▸ Description of the task:
Write out the material exactly, with the pictures left out.

▸ Dataset entries:
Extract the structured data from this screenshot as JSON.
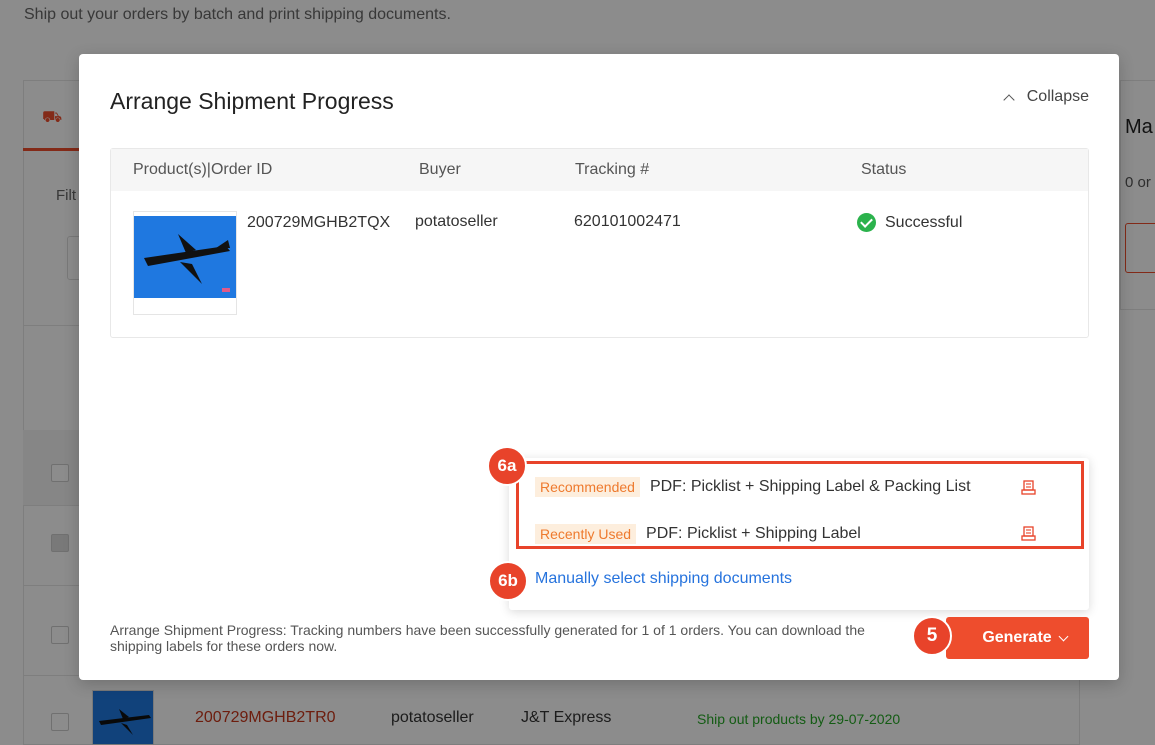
{
  "background": {
    "subtitle": "Ship out your orders by batch and print shipping documents.",
    "filter_label": "Filt",
    "right_title": "Ma",
    "right_count": "0 or",
    "row": {
      "order_id": "200729MGHB2TR0",
      "buyer": "potatoseller",
      "carrier": "J&T Express",
      "ship_by": "Ship out products by 29-07-2020"
    }
  },
  "modal": {
    "title": "Arrange Shipment Progress",
    "collapse_label": "Collapse",
    "table": {
      "headers": [
        "Product(s)|Order ID",
        "Buyer",
        "Tracking #",
        "Status"
      ],
      "rows": [
        {
          "order_id": "200729MGHB2TQX",
          "buyer": "potatoseller",
          "tracking": "620101002471",
          "status": "Successful"
        }
      ]
    },
    "footer_message": "Arrange Shipment Progress: Tracking numbers have been successfully generated for 1 of 1 orders. You can download the shipping labels for these orders now.",
    "generate_label": "Generate"
  },
  "dropdown": {
    "options": [
      {
        "tag": "Recommended",
        "label": "PDF: Picklist + Shipping Label & Packing List"
      },
      {
        "tag": "Recently Used",
        "label": "PDF: Picklist + Shipping Label"
      }
    ],
    "manual_link": "Manually select shipping documents"
  },
  "markers": {
    "m6a": "6a",
    "m6b": "6b",
    "m5": "5"
  },
  "colors": {
    "accent": "#ee4d2d",
    "success": "#2bb24c",
    "link": "#2673dd",
    "marker": "#e8432a"
  }
}
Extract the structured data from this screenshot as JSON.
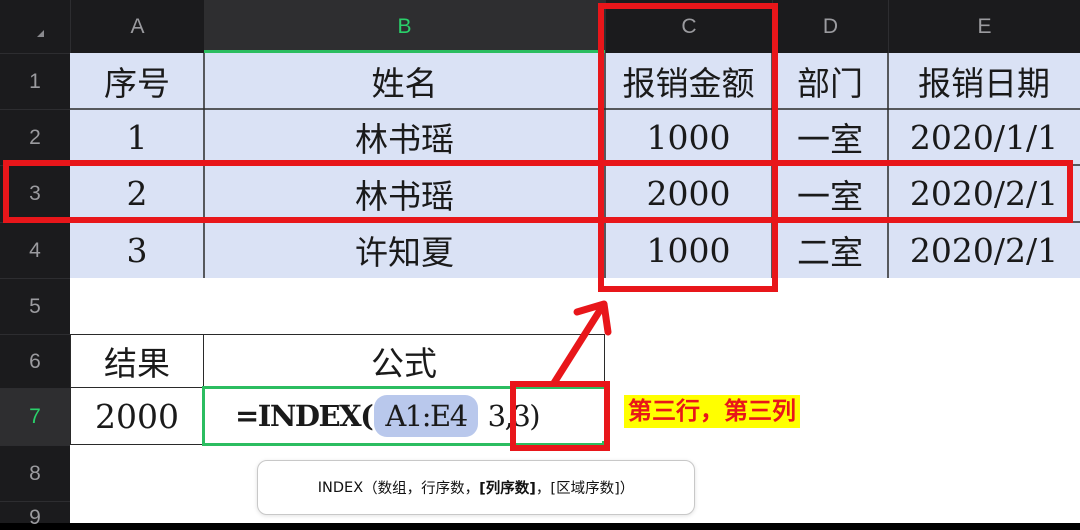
{
  "corner_icon": "select-all-triangle-icon",
  "columns": [
    "A",
    "B",
    "C",
    "D",
    "E"
  ],
  "rows": [
    "1",
    "2",
    "3",
    "4",
    "5",
    "6",
    "7",
    "8",
    "9"
  ],
  "table": {
    "header": [
      "序号",
      "姓名",
      "报销金额",
      "部门",
      "报销日期"
    ],
    "rows": [
      [
        "1",
        "林书瑶",
        "1000",
        "一室",
        "2020/1/1"
      ],
      [
        "2",
        "林书瑶",
        "2000",
        "一室",
        "2020/2/1"
      ],
      [
        "3",
        "许知夏",
        "1000",
        "二室",
        "2020/2/1"
      ]
    ]
  },
  "result": {
    "label": "结果",
    "formula_label": "公式",
    "value": "2000",
    "formula_prefix": "=INDEX(",
    "formula_range": "A1:E4",
    "formula_args": "3,3)"
  },
  "annotation": {
    "text": "第三行，第三列"
  },
  "tooltip": {
    "fn": "INDEX",
    "open": "（",
    "arg1": "数组",
    "sep1": "，",
    "arg2": "行序数",
    "sep2": "，",
    "arg3": "[列序数]",
    "sep3": "，",
    "arg4": "[区域序数]",
    "close": "）"
  },
  "colors": {
    "table_fill": "#dae2f5",
    "highlight_red": "#e8161a",
    "selection_green": "#2bbd60",
    "annotation_bg": "#ffff00",
    "formula_range_bg": "#b9c8ec"
  }
}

▸ Complete answer:
Extract the structured data from this screenshot as JSON.
{
  "background": {
    "subtitle": "Ship out your orders by batch and print shipping documents.",
    "filter_label": "Filt",
    "right_title": "Ma",
    "right_count": "0 or",
    "row": {
      "order_id": "200729MGHB2TR0",
      "buyer": "potatoseller",
      "carrier": "J&T Express",
      "ship_by": "Ship out products by 29-07-2020"
    }
  },
  "modal": {
    "title": "Arrange Shipment Progress",
    "collapse_label": "Collapse",
    "table": {
      "headers": [
        "Product(s)|Order ID",
        "Buyer",
        "Tracking #",
        "Status"
      ],
      "rows": [
        {
          "order_id": "200729MGHB2TQX",
          "buyer": "potatoseller",
          "tracking": "620101002471",
          "status": "Successful"
        }
      ]
    },
    "footer_message": "Arrange Shipment Progress: Tracking numbers have been successfully generated for 1 of 1 orders. You can download the shipping labels for these orders now.",
    "generate_label": "Generate"
  },
  "dropdown": {
    "options": [
      {
        "tag": "Recommended",
        "label": "PDF: Picklist + Shipping Label & Packing List"
      },
      {
        "tag": "Recently Used",
        "label": "PDF: Picklist + Shipping Label"
      }
    ],
    "manual_link": "Manually select shipping documents"
  },
  "markers": {
    "m6a": "6a",
    "m6b": "6b",
    "m5": "5"
  },
  "colors": {
    "accent": "#ee4d2d",
    "success": "#2bb24c",
    "link": "#2673dd",
    "marker": "#e8432a"
  }
}
Extract the structured data from this screenshot as JSON.
{
  "corner_icon": "select-all-triangle-icon",
  "columns": [
    "A",
    "B",
    "C",
    "D",
    "E"
  ],
  "rows": [
    "1",
    "2",
    "3",
    "4",
    "5",
    "6",
    "7",
    "8",
    "9"
  ],
  "table": {
    "header": [
      "序号",
      "姓名",
      "报销金额",
      "部门",
      "报销日期"
    ],
    "rows": [
      [
        "1",
        "林书瑶",
        "1000",
        "一室",
        "2020/1/1"
      ],
      [
        "2",
        "林书瑶",
        "2000",
        "一室",
        "2020/2/1"
      ],
      [
        "3",
        "许知夏",
        "1000",
        "二室",
        "2020/2/1"
      ]
    ]
  },
  "result": {
    "label": "结果",
    "formula_label": "公式",
    "value": "2000",
    "formula_prefix": "=INDEX(",
    "formula_range": "A1:E4",
    "formula_args": "3,3)"
  },
  "annotation": {
    "text": "第三行，第三列"
  },
  "tooltip": {
    "fn": "INDEX",
    "open": "（",
    "arg1": "数组",
    "sep1": "，",
    "arg2": "行序数",
    "sep2": "，",
    "arg3": "[列序数]",
    "sep3": "，",
    "arg4": "[区域序数]",
    "close": "）"
  },
  "colors": {
    "table_fill": "#dae2f5",
    "highlight_red": "#e8161a",
    "selection_green": "#2bbd60",
    "annotation_bg": "#ffff00",
    "formula_range_bg": "#b9c8ec"
  }
}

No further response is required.